▸ The exercise: Write out each line exactly as it stands, please.

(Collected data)
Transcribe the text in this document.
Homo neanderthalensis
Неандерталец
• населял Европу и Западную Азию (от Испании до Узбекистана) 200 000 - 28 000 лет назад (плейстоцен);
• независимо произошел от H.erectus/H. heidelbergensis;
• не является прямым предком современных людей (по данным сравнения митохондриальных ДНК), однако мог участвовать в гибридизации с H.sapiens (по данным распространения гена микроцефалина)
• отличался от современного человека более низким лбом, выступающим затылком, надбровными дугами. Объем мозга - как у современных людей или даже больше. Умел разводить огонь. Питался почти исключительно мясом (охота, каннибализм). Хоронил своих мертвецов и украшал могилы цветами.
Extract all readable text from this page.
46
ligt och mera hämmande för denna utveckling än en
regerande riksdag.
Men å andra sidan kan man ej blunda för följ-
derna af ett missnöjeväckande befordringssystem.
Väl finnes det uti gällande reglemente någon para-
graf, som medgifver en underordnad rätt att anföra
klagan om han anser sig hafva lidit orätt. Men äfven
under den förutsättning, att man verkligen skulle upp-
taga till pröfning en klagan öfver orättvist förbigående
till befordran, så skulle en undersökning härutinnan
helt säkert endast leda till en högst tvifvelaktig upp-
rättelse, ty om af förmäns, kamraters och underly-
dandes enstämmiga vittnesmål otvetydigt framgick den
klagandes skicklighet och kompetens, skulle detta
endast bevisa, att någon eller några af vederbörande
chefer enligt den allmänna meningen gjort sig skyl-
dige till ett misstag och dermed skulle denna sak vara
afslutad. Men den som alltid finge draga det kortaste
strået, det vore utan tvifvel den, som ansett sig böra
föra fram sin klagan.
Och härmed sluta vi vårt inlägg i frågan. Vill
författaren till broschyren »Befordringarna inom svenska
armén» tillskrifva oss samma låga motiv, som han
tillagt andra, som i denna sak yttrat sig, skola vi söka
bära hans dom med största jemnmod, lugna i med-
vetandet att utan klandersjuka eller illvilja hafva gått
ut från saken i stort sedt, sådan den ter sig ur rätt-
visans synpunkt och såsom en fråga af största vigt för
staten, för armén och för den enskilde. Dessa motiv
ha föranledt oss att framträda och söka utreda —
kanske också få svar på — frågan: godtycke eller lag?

▸ Complete response:
Transcribe the text in this document.
Homo neanderthalensis
Неандерталец
• населял Европу и Западную Азию (от Испании до Узбекистана) 200 000 - 28 000 лет назад (плейстоцен);
• независимо произошел от H.erectus/H. heidelbergensis;
• не является прямым предком современных людей (по данным сравнения митохондриальных ДНК), однако мог участвовать в гибридизации с H.sapiens (по данным распространения гена микроцефалина)
• отличался от современного человека более низким лбом, выступающим затылком, надбровными дугами. Объем мозга - как у современных людей или даже больше. Умел разводить огонь. Питался почти исключительно мясом (охота, каннибализм). Хоронил своих мертвецов и украшал могилы цветами.
Extract all readable text from this page.
46
ligt och mera hämmande för denna utveckling än en
regerande riksdag.
Men å andra sidan kan man ej blunda för följ-
derna af ett missnöjeväckande befordringssystem.
Väl finnes det uti gällande reglemente någon para-
graf, som medgifver en underordnad rätt att anföra
klagan om han anser sig hafva lidit orätt. Men äfven
under den förutsättning, att man verkligen skulle upp-
taga till pröfning en klagan öfver orättvist förbigående
till befordran, så skulle en undersökning härutinnan
helt säkert endast leda till en högst tvifvelaktig upp-
rättelse, ty om af förmäns, kamraters och underly-
dandes enstämmiga vittnesmål otvetydigt framgick den
klagandes skicklighet och kompetens, skulle detta
endast bevisa, att någon eller några af vederbörande
chefer enligt den allmänna meningen gjort sig skyl-
dige till ett misstag och dermed skulle denna sak vara
afslutad. Men den som alltid finge draga det kortaste
strået, det vore utan tvifvel den, som ansett sig böra
föra fram sin klagan.
Och härmed sluta vi vårt inlägg i frågan. Vill
författaren till broschyren »Befordringarna inom svenska
armén» tillskrifva oss samma låga motiv, som han
tillagt andra, som i denna sak yttrat sig, skola vi söka
bära hans dom med största jemnmod, lugna i med-
vetandet att utan klandersjuka eller illvilja hafva gått
ut från saken i stort sedt, sådan den ter sig ur rätt-
visans synpunkt och såsom en fråga af största vigt för
staten, för armén och för den enskilde. Dessa motiv
ha föranledt oss att framträda och söka utreda —
kanske också få svar på — frågan: godtycke eller lag?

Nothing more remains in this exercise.